Set exercise
Without the pictures, copy all the entries below exactly.

Entries

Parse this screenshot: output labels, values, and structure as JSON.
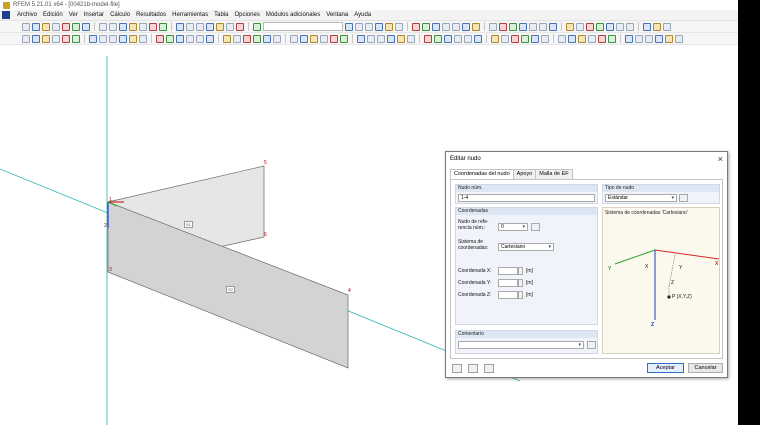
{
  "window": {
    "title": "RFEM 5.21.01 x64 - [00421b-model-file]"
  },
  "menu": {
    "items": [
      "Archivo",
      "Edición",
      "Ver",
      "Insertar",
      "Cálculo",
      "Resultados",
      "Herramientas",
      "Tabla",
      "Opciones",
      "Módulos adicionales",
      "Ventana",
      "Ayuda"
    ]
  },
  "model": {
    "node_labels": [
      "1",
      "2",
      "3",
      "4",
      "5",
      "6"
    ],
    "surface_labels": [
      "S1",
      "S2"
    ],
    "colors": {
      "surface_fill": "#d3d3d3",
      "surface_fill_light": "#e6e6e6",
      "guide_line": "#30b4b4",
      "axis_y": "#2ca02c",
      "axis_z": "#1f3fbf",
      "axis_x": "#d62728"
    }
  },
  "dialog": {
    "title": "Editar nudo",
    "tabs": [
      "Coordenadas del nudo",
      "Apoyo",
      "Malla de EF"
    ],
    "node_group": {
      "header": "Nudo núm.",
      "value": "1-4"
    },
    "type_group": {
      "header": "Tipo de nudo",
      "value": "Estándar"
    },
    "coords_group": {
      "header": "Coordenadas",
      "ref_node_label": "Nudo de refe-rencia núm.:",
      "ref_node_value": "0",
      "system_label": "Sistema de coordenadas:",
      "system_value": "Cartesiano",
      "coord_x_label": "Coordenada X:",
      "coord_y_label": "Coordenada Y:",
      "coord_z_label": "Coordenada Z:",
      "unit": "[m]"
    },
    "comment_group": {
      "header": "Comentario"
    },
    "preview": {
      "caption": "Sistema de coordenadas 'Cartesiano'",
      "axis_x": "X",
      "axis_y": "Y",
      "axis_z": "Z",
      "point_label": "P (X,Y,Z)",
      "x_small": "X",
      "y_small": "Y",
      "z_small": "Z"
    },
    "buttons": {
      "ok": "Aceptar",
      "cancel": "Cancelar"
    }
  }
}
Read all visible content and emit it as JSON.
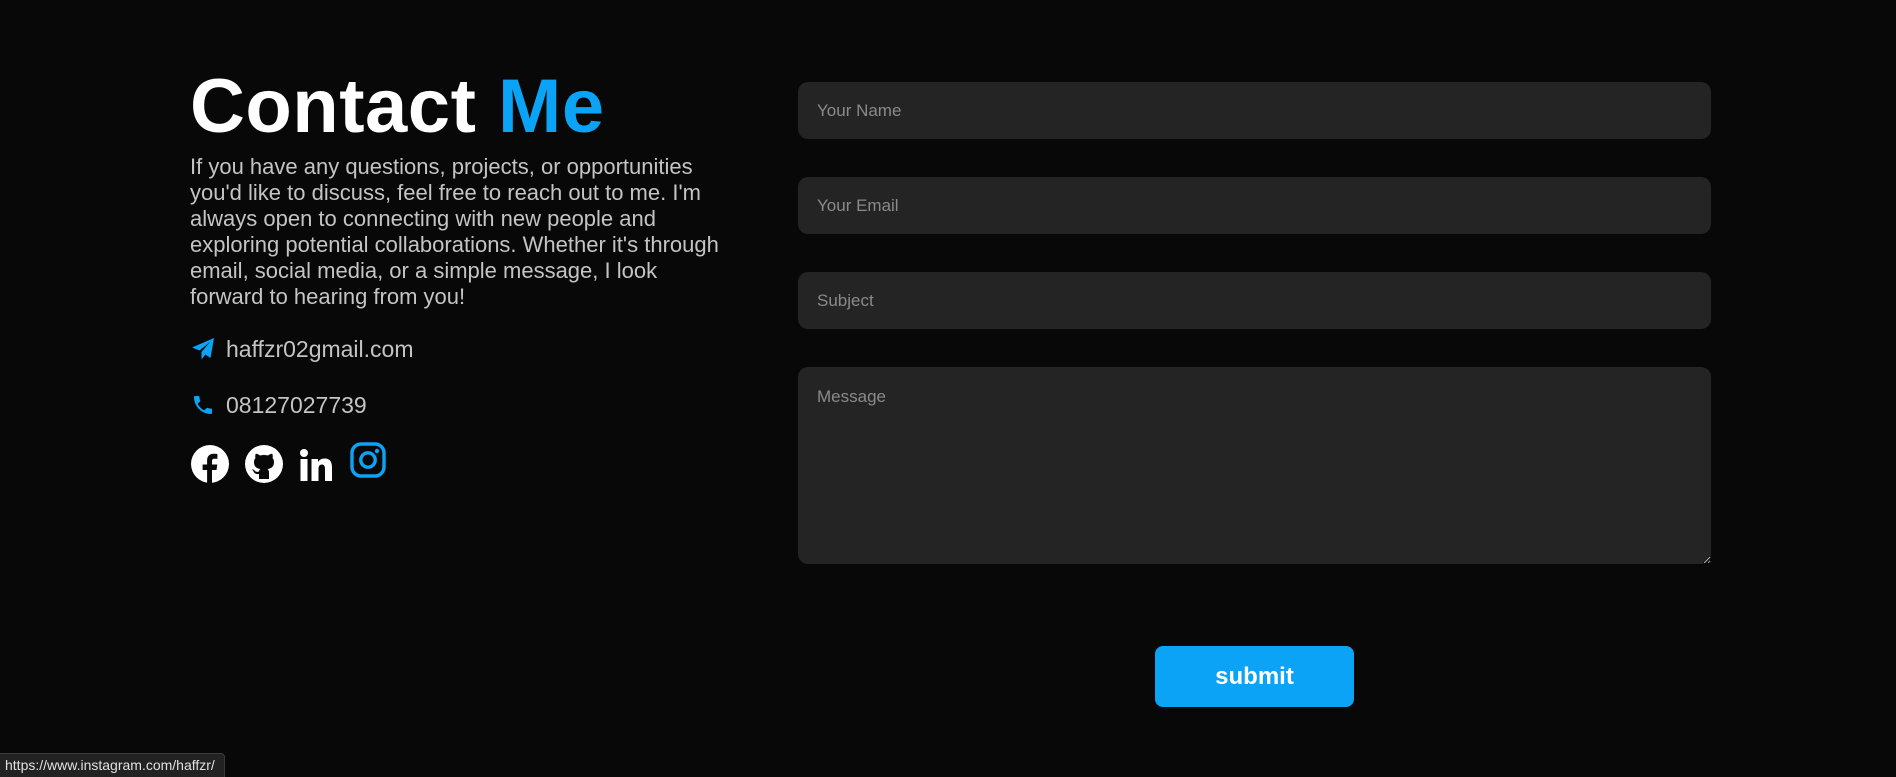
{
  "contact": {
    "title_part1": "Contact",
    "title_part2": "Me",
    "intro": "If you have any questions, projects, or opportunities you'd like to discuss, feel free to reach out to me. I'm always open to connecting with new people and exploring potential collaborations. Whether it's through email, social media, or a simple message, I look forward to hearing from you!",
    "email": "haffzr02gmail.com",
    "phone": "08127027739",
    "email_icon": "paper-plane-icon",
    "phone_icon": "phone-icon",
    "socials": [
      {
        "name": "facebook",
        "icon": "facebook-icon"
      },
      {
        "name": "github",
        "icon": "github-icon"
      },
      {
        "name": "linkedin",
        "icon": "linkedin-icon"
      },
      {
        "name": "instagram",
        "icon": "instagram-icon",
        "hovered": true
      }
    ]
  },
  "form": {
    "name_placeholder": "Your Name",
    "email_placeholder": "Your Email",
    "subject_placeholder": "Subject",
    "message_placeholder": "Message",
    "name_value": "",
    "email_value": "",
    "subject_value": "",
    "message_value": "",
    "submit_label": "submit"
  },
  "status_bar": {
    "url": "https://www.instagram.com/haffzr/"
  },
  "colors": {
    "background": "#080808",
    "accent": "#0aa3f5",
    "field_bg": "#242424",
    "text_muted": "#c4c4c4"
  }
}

Problem solution
Parse this screenshot: output labels, values, and structure as JSON.
{
  "window": {
    "title": "RFEM 5.21.01 x64 - [00421b-model-file]"
  },
  "menu": {
    "items": [
      "Archivo",
      "Edición",
      "Ver",
      "Insertar",
      "Cálculo",
      "Resultados",
      "Herramientas",
      "Tabla",
      "Opciones",
      "Módulos adicionales",
      "Ventana",
      "Ayuda"
    ]
  },
  "model": {
    "node_labels": [
      "1",
      "2",
      "3",
      "4",
      "5",
      "6"
    ],
    "surface_labels": [
      "S1",
      "S2"
    ],
    "colors": {
      "surface_fill": "#d3d3d3",
      "surface_fill_light": "#e6e6e6",
      "guide_line": "#30b4b4",
      "axis_y": "#2ca02c",
      "axis_z": "#1f3fbf",
      "axis_x": "#d62728"
    }
  },
  "dialog": {
    "title": "Editar nudo",
    "tabs": [
      "Coordenadas del nudo",
      "Apoyo",
      "Malla de EF"
    ],
    "node_group": {
      "header": "Nudo núm.",
      "value": "1-4"
    },
    "type_group": {
      "header": "Tipo de nudo",
      "value": "Estándar"
    },
    "coords_group": {
      "header": "Coordenadas",
      "ref_node_label": "Nudo de refe-rencia núm.:",
      "ref_node_value": "0",
      "system_label": "Sistema de coordenadas:",
      "system_value": "Cartesiano",
      "coord_x_label": "Coordenada X:",
      "coord_y_label": "Coordenada Y:",
      "coord_z_label": "Coordenada Z:",
      "unit": "[m]"
    },
    "comment_group": {
      "header": "Comentario"
    },
    "preview": {
      "caption": "Sistema de coordenadas 'Cartesiano'",
      "axis_x": "X",
      "axis_y": "Y",
      "axis_z": "Z",
      "point_label": "P (X,Y,Z)",
      "x_small": "X",
      "y_small": "Y",
      "z_small": "Z"
    },
    "buttons": {
      "ok": "Aceptar",
      "cancel": "Cancelar"
    }
  }
}
Read all visible content and emit it as JSON.
{
  "contact": {
    "title_part1": "Contact",
    "title_part2": "Me",
    "intro": "If you have any questions, projects, or opportunities you'd like to discuss, feel free to reach out to me. I'm always open to connecting with new people and exploring potential collaborations. Whether it's through email, social media, or a simple message, I look forward to hearing from you!",
    "email": "haffzr02gmail.com",
    "phone": "08127027739",
    "email_icon": "paper-plane-icon",
    "phone_icon": "phone-icon",
    "socials": [
      {
        "name": "facebook",
        "icon": "facebook-icon"
      },
      {
        "name": "github",
        "icon": "github-icon"
      },
      {
        "name": "linkedin",
        "icon": "linkedin-icon"
      },
      {
        "name": "instagram",
        "icon": "instagram-icon",
        "hovered": true
      }
    ]
  },
  "form": {
    "name_placeholder": "Your Name",
    "email_placeholder": "Your Email",
    "subject_placeholder": "Subject",
    "message_placeholder": "Message",
    "name_value": "",
    "email_value": "",
    "subject_value": "",
    "message_value": "",
    "submit_label": "submit"
  },
  "status_bar": {
    "url": "https://www.instagram.com/haffzr/"
  },
  "colors": {
    "background": "#080808",
    "accent": "#0aa3f5",
    "field_bg": "#242424",
    "text_muted": "#c4c4c4"
  }
}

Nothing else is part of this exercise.